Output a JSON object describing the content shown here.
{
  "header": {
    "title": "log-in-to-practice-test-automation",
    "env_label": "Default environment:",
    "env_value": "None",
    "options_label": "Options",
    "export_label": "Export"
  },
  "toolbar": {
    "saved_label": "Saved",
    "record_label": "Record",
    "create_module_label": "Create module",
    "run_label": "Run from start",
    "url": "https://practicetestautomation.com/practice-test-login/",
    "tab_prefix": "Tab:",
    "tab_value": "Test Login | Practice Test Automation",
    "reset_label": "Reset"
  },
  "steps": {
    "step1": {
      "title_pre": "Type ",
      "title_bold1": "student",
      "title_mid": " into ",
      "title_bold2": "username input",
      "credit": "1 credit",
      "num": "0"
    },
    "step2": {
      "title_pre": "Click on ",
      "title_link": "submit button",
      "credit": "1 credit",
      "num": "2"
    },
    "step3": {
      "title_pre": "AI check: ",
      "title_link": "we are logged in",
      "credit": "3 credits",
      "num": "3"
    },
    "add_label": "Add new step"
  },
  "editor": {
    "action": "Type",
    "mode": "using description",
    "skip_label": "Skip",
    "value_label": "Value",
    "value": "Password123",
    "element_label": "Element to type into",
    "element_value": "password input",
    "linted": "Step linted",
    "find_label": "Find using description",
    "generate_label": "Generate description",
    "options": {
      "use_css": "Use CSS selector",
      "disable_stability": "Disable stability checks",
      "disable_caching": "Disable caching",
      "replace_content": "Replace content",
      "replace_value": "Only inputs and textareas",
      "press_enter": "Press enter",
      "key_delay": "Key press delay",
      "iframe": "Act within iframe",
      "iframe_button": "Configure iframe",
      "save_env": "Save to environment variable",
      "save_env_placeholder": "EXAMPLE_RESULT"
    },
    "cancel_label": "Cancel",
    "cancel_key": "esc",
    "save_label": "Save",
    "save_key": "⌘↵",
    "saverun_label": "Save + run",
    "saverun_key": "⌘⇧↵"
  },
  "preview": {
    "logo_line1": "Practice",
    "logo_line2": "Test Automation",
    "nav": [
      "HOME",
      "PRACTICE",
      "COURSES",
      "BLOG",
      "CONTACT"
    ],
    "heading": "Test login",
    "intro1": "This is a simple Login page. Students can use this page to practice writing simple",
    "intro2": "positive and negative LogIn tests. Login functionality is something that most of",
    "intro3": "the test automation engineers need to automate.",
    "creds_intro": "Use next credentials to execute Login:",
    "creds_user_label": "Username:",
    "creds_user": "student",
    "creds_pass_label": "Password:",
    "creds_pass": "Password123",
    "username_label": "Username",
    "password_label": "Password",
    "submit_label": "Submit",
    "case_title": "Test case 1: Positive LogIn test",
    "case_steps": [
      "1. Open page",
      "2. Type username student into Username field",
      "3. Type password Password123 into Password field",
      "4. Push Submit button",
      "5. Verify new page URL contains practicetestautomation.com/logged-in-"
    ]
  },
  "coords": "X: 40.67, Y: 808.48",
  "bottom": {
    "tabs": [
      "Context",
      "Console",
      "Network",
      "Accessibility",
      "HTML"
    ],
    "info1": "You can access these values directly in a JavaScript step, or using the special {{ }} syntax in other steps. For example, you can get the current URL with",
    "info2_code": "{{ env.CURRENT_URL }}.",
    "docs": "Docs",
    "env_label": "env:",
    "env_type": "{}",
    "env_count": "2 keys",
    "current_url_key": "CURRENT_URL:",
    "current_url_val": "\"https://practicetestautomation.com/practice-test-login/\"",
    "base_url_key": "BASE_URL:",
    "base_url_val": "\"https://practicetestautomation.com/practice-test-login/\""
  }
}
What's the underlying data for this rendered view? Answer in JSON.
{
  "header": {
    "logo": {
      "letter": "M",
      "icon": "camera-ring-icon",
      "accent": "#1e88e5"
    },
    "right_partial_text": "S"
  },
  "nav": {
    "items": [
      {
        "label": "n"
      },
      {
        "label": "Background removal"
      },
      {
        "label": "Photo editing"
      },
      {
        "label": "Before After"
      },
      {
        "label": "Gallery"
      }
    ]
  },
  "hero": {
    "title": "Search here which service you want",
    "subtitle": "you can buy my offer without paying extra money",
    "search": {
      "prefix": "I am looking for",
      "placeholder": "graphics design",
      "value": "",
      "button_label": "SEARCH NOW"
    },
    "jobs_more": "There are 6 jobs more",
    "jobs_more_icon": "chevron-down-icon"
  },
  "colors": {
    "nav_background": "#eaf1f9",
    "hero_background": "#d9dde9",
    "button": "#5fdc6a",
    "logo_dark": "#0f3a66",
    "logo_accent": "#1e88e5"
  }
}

What the exercise asks: Please return the data above exactly as given.

Full response:
Output a JSON object describing the content shown here.
{
  "header": {
    "title": "log-in-to-practice-test-automation",
    "env_label": "Default environment:",
    "env_value": "None",
    "options_label": "Options",
    "export_label": "Export"
  },
  "toolbar": {
    "saved_label": "Saved",
    "record_label": "Record",
    "create_module_label": "Create module",
    "run_label": "Run from start",
    "url": "https://practicetestautomation.com/practice-test-login/",
    "tab_prefix": "Tab:",
    "tab_value": "Test Login | Practice Test Automation",
    "reset_label": "Reset"
  },
  "steps": {
    "step1": {
      "title_pre": "Type ",
      "title_bold1": "student",
      "title_mid": " into ",
      "title_bold2": "username input",
      "credit": "1 credit",
      "num": "0"
    },
    "step2": {
      "title_pre": "Click on ",
      "title_link": "submit button",
      "credit": "1 credit",
      "num": "2"
    },
    "step3": {
      "title_pre": "AI check: ",
      "title_link": "we are logged in",
      "credit": "3 credits",
      "num": "3"
    },
    "add_label": "Add new step"
  },
  "editor": {
    "action": "Type",
    "mode": "using description",
    "skip_label": "Skip",
    "value_label": "Value",
    "value": "Password123",
    "element_label": "Element to type into",
    "element_value": "password input",
    "linted": "Step linted",
    "find_label": "Find using description",
    "generate_label": "Generate description",
    "options": {
      "use_css": "Use CSS selector",
      "disable_stability": "Disable stability checks",
      "disable_caching": "Disable caching",
      "replace_content": "Replace content",
      "replace_value": "Only inputs and textareas",
      "press_enter": "Press enter",
      "key_delay": "Key press delay",
      "iframe": "Act within iframe",
      "iframe_button": "Configure iframe",
      "save_env": "Save to environment variable",
      "save_env_placeholder": "EXAMPLE_RESULT"
    },
    "cancel_label": "Cancel",
    "cancel_key": "esc",
    "save_label": "Save",
    "save_key": "⌘↵",
    "saverun_label": "Save + run",
    "saverun_key": "⌘⇧↵"
  },
  "preview": {
    "logo_line1": "Practice",
    "logo_line2": "Test Automation",
    "nav": [
      "HOME",
      "PRACTICE",
      "COURSES",
      "BLOG",
      "CONTACT"
    ],
    "heading": "Test login",
    "intro1": "This is a simple Login page. Students can use this page to practice writing simple",
    "intro2": "positive and negative LogIn tests. Login functionality is something that most of",
    "intro3": "the test automation engineers need to automate.",
    "creds_intro": "Use next credentials to execute Login:",
    "creds_user_label": "Username:",
    "creds_user": "student",
    "creds_pass_label": "Password:",
    "creds_pass": "Password123",
    "username_label": "Username",
    "password_label": "Password",
    "submit_label": "Submit",
    "case_title": "Test case 1: Positive LogIn test",
    "case_steps": [
      "1. Open page",
      "2. Type username student into Username field",
      "3. Type password Password123 into Password field",
      "4. Push Submit button",
      "5. Verify new page URL contains practicetestautomation.com/logged-in-"
    ]
  },
  "coords": "X: 40.67, Y: 808.48",
  "bottom": {
    "tabs": [
      "Context",
      "Console",
      "Network",
      "Accessibility",
      "HTML"
    ],
    "info1": "You can access these values directly in a JavaScript step, or using the special {{ }} syntax in other steps. For example, you can get the current URL with",
    "info2_code": "{{ env.CURRENT_URL }}.",
    "docs": "Docs",
    "env_label": "env:",
    "env_type": "{}",
    "env_count": "2 keys",
    "current_url_key": "CURRENT_URL:",
    "current_url_val": "\"https://practicetestautomation.com/practice-test-login/\"",
    "base_url_key": "BASE_URL:",
    "base_url_val": "\"https://practicetestautomation.com/practice-test-login/\""
  }
}
What's the underlying data for this rendered view? Answer in JSON.
{
  "header": {
    "logo": {
      "letter": "M",
      "icon": "camera-ring-icon",
      "accent": "#1e88e5"
    },
    "right_partial_text": "S"
  },
  "nav": {
    "items": [
      {
        "label": "n"
      },
      {
        "label": "Background removal"
      },
      {
        "label": "Photo editing"
      },
      {
        "label": "Before After"
      },
      {
        "label": "Gallery"
      }
    ]
  },
  "hero": {
    "title": "Search here which service you want",
    "subtitle": "you can buy my offer without paying extra money",
    "search": {
      "prefix": "I am looking for",
      "placeholder": "graphics design",
      "value": "",
      "button_label": "SEARCH NOW"
    },
    "jobs_more": "There are 6 jobs more",
    "jobs_more_icon": "chevron-down-icon"
  },
  "colors": {
    "nav_background": "#eaf1f9",
    "hero_background": "#d9dde9",
    "button": "#5fdc6a",
    "logo_dark": "#0f3a66",
    "logo_accent": "#1e88e5"
  }
}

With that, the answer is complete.